Stored data entries:
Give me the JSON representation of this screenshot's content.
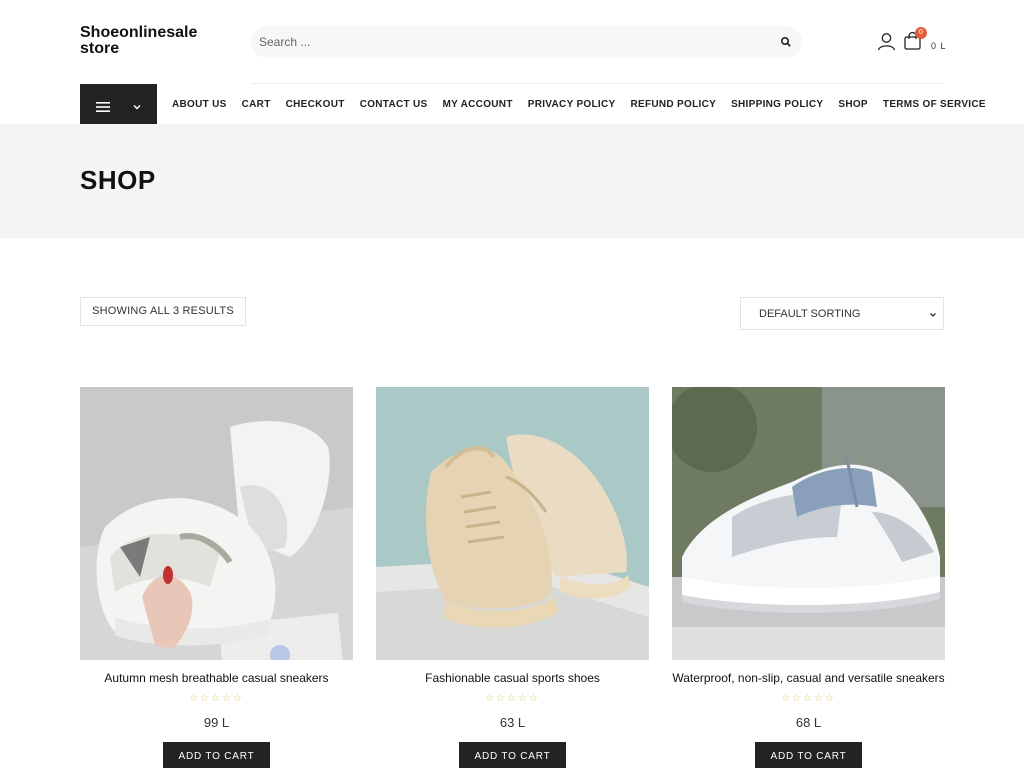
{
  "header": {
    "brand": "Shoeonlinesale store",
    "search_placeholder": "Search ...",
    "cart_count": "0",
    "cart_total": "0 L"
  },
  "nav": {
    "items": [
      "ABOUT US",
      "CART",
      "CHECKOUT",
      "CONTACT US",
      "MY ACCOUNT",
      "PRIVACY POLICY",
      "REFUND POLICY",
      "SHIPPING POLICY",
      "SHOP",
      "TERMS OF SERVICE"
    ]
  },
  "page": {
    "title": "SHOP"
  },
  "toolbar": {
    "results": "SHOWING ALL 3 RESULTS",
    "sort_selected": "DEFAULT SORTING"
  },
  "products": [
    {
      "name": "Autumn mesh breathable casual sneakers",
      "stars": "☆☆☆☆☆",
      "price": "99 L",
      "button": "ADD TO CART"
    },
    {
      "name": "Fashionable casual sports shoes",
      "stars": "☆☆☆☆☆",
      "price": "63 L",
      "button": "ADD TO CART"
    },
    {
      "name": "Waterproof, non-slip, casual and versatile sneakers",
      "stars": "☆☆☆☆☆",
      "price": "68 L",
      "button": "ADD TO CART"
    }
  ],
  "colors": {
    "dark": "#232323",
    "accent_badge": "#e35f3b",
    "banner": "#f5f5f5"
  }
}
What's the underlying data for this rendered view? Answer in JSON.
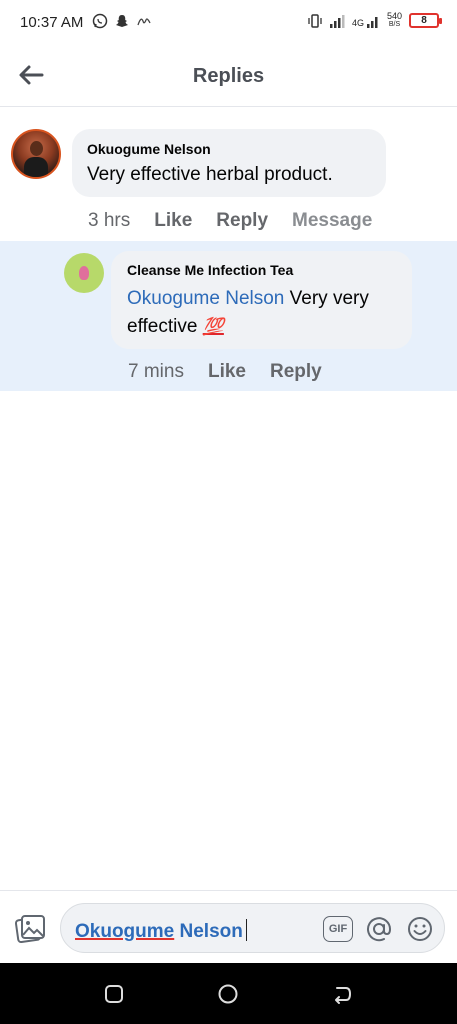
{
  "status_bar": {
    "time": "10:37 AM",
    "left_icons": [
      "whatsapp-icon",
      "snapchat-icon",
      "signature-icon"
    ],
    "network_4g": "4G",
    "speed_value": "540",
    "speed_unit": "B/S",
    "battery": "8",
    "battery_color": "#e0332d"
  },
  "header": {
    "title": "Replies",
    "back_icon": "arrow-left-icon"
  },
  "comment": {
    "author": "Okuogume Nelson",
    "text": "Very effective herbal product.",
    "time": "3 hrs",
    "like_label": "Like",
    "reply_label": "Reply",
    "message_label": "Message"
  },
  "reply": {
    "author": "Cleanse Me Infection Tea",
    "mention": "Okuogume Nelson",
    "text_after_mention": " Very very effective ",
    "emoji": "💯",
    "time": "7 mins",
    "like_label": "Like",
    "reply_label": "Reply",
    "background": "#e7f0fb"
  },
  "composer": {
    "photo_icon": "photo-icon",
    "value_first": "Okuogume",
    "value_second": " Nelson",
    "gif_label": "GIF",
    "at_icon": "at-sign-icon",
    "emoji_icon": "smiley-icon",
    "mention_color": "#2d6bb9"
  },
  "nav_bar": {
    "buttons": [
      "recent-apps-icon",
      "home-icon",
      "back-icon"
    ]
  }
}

==

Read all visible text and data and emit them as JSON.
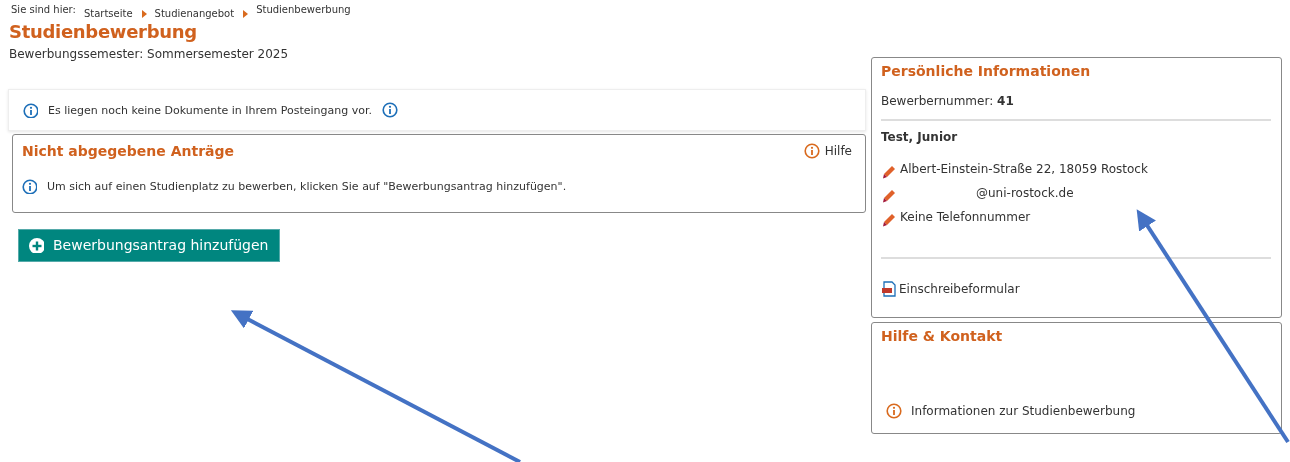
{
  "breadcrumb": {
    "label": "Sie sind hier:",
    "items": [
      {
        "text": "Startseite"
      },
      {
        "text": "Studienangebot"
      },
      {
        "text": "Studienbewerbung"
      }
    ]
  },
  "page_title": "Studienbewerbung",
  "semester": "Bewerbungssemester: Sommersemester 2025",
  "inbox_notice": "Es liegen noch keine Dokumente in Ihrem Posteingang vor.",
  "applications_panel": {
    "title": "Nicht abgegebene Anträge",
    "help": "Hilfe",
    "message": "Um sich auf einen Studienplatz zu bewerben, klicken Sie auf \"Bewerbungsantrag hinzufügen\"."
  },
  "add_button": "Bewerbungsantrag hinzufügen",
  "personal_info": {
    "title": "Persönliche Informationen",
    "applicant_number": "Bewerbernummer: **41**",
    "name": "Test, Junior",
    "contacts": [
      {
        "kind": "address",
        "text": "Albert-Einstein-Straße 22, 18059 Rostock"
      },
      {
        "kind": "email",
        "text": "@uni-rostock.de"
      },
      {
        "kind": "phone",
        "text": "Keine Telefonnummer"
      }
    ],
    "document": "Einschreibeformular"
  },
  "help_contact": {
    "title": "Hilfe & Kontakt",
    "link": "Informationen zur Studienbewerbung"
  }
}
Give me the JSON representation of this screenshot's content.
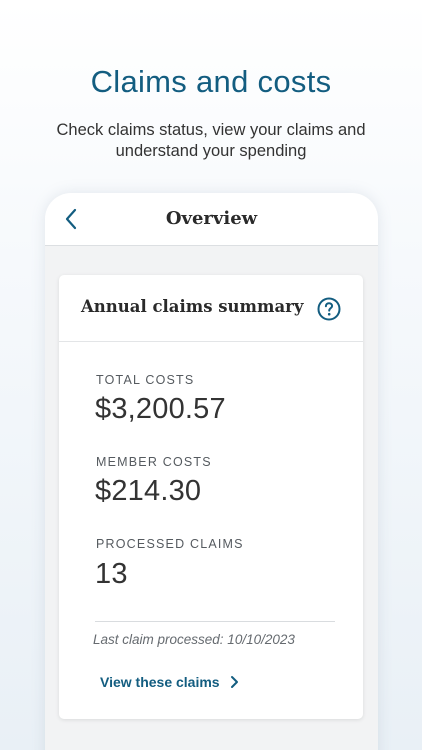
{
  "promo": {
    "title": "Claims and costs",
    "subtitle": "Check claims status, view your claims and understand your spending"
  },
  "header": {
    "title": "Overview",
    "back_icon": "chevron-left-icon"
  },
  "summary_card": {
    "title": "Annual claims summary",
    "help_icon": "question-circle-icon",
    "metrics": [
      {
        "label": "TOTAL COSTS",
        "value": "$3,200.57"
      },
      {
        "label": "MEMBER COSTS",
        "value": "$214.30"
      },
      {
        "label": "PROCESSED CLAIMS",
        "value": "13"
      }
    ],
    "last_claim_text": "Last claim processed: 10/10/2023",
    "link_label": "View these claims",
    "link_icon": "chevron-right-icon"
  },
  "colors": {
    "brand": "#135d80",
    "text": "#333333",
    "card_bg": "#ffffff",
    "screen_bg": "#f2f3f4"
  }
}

Task details »
Check each line of the material above for "Bewerbungsantrag" and say how many lines contain it, giving the number alone.

Result of this exercise »
2